• _REQUIREMENT_
Reproduce the data in its entirety, exactly as supplied.

• _GIVEN DATA_

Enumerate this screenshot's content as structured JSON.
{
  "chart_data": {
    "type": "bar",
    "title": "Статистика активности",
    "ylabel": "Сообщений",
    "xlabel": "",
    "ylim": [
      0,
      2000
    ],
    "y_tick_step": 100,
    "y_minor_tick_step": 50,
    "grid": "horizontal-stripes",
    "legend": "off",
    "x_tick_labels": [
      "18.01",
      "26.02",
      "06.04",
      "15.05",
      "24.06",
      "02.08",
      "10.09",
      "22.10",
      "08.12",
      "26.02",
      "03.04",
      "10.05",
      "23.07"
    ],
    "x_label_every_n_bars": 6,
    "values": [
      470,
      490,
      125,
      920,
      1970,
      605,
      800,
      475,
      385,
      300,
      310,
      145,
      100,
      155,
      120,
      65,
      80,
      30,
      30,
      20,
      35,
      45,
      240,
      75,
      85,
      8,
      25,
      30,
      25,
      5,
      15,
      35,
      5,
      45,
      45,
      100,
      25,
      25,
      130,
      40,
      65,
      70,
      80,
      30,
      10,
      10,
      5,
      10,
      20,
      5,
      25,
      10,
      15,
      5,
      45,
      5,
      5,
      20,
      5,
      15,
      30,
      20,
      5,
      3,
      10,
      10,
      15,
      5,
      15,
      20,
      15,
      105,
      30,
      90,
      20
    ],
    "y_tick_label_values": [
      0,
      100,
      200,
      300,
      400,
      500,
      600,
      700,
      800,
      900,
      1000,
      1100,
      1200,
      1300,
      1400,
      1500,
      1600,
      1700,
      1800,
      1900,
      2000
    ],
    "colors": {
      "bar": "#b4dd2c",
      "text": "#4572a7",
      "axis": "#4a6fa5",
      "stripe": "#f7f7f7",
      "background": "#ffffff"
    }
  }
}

• _TASK RESULT_
Enumerate this screenshot's content as structured JSON.
{
  "chart_data": {
    "type": "bar",
    "title": "Статистика активности",
    "ylabel": "Сообщений",
    "xlabel": "",
    "ylim": [
      0,
      2000
    ],
    "y_tick_step": 100,
    "y_minor_tick_step": 50,
    "grid": "horizontal-stripes",
    "legend": "off",
    "x_tick_labels": [
      "18.01",
      "26.02",
      "06.04",
      "15.05",
      "24.06",
      "02.08",
      "10.09",
      "22.10",
      "08.12",
      "26.02",
      "03.04",
      "10.05",
      "23.07"
    ],
    "x_label_every_n_bars": 6,
    "values": [
      470,
      490,
      125,
      920,
      1970,
      605,
      800,
      475,
      385,
      300,
      310,
      145,
      100,
      155,
      120,
      65,
      80,
      30,
      30,
      20,
      35,
      45,
      240,
      75,
      85,
      8,
      25,
      30,
      25,
      5,
      15,
      35,
      5,
      45,
      45,
      100,
      25,
      25,
      130,
      40,
      65,
      70,
      80,
      30,
      10,
      10,
      5,
      10,
      20,
      5,
      25,
      10,
      15,
      5,
      45,
      5,
      5,
      20,
      5,
      15,
      30,
      20,
      5,
      3,
      10,
      10,
      15,
      5,
      15,
      20,
      15,
      105,
      30,
      90,
      20
    ],
    "y_tick_label_values": [
      0,
      100,
      200,
      300,
      400,
      500,
      600,
      700,
      800,
      900,
      1000,
      1100,
      1200,
      1300,
      1400,
      1500,
      1600,
      1700,
      1800,
      1900,
      2000
    ],
    "colors": {
      "bar": "#b4dd2c",
      "text": "#4572a7",
      "axis": "#4a6fa5",
      "stripe": "#f7f7f7",
      "background": "#ffffff"
    }
  }
}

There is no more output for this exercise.